**Problem to work on**
Word for word, quote all of the material, omitting the pictures.

###

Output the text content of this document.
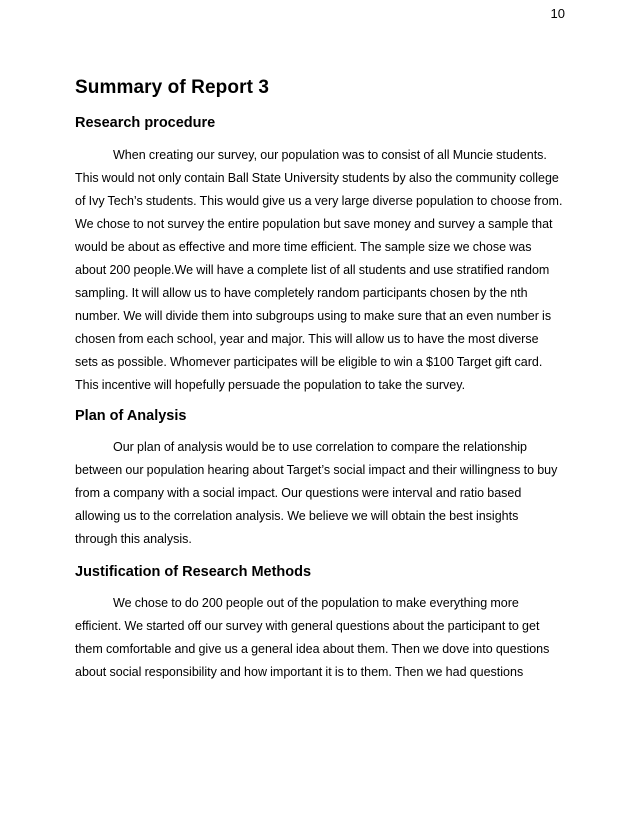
10
Summary of Report 3
Research procedure

When creating our survey, our population was to consist of all Muncie students. This would not only contain Ball State University students by also the community college of Ivy Tech’s students. This would give us a very large diverse population to choose from. We chose to not survey the entire population but save money and survey a sample that would be about as effective and more time efficient. The sample size we chose was about 200 people.We will have a complete list of all students and use stratified random sampling. It will allow us to have completely random participants chosen by the nth number. We will divide them into subgroups using to make sure that an even number is chosen from each school, year and major. This will allow us to have the most diverse sets as possible. Whomever participates will be eligible to win a $100 Target gift card. This incentive will hopefully persuade the population to take the survey.

Plan of Analysis

Our plan of analysis would be to use correlation to compare the relationship between our population hearing about Target’s social impact and their willingness to buy from a company with a social impact. Our questions were interval and ratio based allowing us to the correlation analysis. We believe we will obtain the best insights through this analysis.

Justification of Research Methods

We chose to do 200 people out of the population to make everything more efficient. We started off our survey with general questions about the participant to get them comfortable and give us a general idea about them. Then we dove into questions about social responsibility and how important it is to them. Then we had questions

###

**Task response**
Output the text content of this document.
10
Summary of Report 3
Research procedure

When creating our survey, our population was to consist of all Muncie students. This would not only contain Ball State University students by also the community college of Ivy Tech’s students. This would give us a very large diverse population to choose from. We chose to not survey the entire population but save money and survey a sample that would be about as effective and more time efficient. The sample size we chose was about 200 people.We will have a complete list of all students and use stratified random sampling. It will allow us to have completely random participants chosen by the nth number. We will divide them into subgroups using to make sure that an even number is chosen from each school, year and major. This will allow us to have the most diverse sets as possible. Whomever participates will be eligible to win a $100 Target gift card. This incentive will hopefully persuade the population to take the survey.

Plan of Analysis

Our plan of analysis would be to use correlation to compare the relationship between our population hearing about Target’s social impact and their willingness to buy from a company with a social impact. Our questions were interval and ratio based allowing us to the correlation analysis. We believe we will obtain the best insights through this analysis.

Justification of Research Methods

We chose to do 200 people out of the population to make everything more efficient. We started off our survey with general questions about the participant to get them comfortable and give us a general idea about them. Then we dove into questions about social responsibility and how important it is to them. Then we had questions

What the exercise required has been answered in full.